* SOURCE TEXT:
• • • • •

For this challenge, we only submitted ligand-based binding affinity rankings. The method is the same as the one described in “Binding affinity” section for subchallenge 1. The only difference was the training data availability. Using BindingDB we identified 7049, 4582 and 4563 compounds with IC50 binding affinity measurements for the vEGFR2, JAK2-SC2 and p38a kinases respectively.

After the binding affinity rankings were released by the organisers, it quickly became apparent that for all three targets, the compounds could be classified into binding and non-binding sets since most compounds had the maximum detectable binding affinity of 10 µM. This prompted the organisers to alter the way the challenge would be evaluated into a classification and regression problem, where the identification of the binding set (compounds with a Kd < 10 µM) would be treated as a classification problem and the ranking of the binding compounds by binding affinity as a regression problem.

• • • • •

* CHALLENGE 1:
Rewrite the entries from their start through the line containing "volume-bar (982, 745, 986, 758)", changing "candle-body" to "candle-rect" and leaving everything else as it is.
The text above has no connection to the entries that come after it.

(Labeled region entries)
• • • • •

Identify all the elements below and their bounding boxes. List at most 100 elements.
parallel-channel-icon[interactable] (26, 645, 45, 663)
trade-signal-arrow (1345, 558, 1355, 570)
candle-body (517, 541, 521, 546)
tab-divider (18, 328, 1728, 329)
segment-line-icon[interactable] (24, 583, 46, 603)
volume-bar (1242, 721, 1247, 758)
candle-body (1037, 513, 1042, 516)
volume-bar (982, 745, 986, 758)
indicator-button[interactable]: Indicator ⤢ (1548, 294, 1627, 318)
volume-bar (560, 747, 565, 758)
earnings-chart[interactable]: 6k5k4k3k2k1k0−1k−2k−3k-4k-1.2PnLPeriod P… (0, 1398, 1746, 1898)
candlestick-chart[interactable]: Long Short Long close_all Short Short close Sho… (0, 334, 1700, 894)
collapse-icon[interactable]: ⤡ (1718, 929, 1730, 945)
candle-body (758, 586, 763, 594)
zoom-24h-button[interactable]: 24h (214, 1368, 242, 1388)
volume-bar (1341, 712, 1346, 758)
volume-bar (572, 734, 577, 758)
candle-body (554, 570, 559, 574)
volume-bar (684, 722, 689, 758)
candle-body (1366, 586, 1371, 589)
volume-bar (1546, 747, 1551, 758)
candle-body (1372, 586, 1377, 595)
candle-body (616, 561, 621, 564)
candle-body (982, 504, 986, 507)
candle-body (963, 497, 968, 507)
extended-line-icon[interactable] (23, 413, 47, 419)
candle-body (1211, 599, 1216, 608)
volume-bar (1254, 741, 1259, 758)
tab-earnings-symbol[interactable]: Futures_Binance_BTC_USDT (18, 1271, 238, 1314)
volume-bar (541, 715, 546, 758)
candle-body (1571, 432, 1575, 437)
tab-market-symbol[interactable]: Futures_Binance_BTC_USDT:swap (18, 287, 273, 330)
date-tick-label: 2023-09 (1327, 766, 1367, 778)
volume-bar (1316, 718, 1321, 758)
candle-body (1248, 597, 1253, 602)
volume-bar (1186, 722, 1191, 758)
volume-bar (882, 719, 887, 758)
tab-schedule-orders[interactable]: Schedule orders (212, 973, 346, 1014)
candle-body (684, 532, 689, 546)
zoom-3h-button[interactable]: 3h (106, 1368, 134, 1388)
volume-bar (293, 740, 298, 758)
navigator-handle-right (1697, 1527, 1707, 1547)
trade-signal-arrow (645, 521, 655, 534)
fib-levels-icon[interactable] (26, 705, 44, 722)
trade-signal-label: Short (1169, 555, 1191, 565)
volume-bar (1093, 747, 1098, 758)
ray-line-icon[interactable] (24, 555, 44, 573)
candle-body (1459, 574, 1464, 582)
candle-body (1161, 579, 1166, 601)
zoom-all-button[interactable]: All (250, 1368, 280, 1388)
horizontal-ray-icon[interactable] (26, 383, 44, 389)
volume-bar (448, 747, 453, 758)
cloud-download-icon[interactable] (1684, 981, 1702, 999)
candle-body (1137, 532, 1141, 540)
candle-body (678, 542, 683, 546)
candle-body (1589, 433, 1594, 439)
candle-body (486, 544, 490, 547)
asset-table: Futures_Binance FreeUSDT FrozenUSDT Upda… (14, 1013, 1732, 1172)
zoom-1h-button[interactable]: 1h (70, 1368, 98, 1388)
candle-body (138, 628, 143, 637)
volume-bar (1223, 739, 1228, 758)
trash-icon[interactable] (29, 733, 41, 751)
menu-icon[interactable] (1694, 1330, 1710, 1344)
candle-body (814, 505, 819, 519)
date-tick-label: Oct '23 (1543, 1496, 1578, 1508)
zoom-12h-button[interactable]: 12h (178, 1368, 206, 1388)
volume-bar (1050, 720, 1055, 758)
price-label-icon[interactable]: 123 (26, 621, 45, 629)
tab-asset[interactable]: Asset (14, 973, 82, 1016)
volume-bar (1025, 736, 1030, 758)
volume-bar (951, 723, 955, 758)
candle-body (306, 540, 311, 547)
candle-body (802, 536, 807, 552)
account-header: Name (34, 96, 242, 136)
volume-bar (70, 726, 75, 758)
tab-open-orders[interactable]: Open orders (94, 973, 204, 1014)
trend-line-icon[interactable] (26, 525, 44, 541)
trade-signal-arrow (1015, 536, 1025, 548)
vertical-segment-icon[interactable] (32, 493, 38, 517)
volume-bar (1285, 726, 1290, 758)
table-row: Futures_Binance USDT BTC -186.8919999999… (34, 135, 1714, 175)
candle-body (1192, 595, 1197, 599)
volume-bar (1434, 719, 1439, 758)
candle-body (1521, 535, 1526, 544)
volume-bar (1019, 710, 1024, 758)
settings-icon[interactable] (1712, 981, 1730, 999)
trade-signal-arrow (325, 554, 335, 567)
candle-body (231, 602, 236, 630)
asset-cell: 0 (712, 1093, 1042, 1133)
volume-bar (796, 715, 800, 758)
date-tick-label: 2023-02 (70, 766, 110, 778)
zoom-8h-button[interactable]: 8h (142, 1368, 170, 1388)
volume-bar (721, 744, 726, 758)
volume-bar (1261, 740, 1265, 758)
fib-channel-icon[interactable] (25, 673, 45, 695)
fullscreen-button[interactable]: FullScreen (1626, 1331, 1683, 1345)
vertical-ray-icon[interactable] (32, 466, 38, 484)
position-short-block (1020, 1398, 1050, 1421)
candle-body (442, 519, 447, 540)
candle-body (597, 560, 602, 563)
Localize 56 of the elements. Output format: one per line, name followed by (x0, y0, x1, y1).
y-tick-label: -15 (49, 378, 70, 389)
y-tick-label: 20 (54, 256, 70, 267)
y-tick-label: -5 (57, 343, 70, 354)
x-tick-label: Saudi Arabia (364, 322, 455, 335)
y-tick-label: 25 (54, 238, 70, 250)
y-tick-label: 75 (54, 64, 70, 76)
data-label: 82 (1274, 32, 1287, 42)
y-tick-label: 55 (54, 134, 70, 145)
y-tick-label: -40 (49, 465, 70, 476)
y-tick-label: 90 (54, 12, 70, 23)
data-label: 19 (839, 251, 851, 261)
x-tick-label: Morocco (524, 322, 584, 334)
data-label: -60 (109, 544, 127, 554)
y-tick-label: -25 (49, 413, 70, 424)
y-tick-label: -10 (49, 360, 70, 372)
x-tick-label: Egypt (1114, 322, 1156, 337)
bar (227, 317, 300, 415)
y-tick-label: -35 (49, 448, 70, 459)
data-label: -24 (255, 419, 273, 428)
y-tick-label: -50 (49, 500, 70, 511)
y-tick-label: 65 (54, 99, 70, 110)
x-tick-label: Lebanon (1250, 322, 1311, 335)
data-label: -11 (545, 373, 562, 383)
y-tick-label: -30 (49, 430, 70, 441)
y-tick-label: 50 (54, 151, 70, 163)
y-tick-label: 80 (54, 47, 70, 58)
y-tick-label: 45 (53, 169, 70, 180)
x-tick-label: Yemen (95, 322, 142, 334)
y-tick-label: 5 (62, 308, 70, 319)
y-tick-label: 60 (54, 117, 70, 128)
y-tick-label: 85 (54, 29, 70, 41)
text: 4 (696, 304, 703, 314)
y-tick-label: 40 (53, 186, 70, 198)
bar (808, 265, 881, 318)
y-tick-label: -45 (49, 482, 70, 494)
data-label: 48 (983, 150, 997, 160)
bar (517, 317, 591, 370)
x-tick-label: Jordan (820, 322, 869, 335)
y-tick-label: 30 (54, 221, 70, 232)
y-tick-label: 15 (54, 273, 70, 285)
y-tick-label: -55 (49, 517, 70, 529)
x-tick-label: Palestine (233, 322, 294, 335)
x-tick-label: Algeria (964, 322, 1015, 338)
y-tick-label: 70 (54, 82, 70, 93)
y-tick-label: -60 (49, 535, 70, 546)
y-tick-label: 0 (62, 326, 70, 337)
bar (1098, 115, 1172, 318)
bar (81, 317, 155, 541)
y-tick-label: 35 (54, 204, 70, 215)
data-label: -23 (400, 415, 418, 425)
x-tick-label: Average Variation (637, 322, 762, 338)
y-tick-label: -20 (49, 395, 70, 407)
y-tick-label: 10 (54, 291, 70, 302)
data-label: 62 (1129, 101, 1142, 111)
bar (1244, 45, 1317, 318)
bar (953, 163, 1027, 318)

• • • • •

* CHALLENGE 2:
Continue the text about the binding affinity challenge past its final sentence.

* EXERCISE OUTPUT 1:
Identify all the elements below and their bounding boxes. List at most 100 elements.
parallel-channel-icon[interactable] (26, 645, 45, 663)
trade-signal-arrow (1345, 558, 1355, 570)
candle-rect (517, 541, 521, 546)
tab-divider (18, 328, 1728, 329)
segment-line-icon[interactable] (24, 583, 46, 603)
volume-bar (1242, 721, 1247, 758)
candle-rect (1037, 513, 1042, 516)
volume-bar (982, 745, 986, 758)

* EXERCISE OUTPUT 2:
Results and discussion

Subchallenge 1

Pose prediction

The binding pose prediction was evaluated for the cross- and self-docking experiments. Our performance in the cross-docking experiment in terms of RMSD of the five submitted poses is shown in Fig. 1.

Fig. 1
figure 1

Heavy-atom RMSD values of the cross-docking models from the reference structures. Every point corresponds to one model with five models per target. The models are ranked by HADDOCK score with the highest scoring ones being on the left of every block

This analysis was carried out by superposing the interface areas of the models and their respective reference structures and calculating the heavy-atom RMSD (excluding any halogen atoms) of the compounds. The mean RMSD values across all models and targets for this experiment are 3.04 ± 2.03 Å, whereas for the self-docking experiment, the values improved to 2.67 ± 1.63 Å. Figure 2 highlights some of our top predictions.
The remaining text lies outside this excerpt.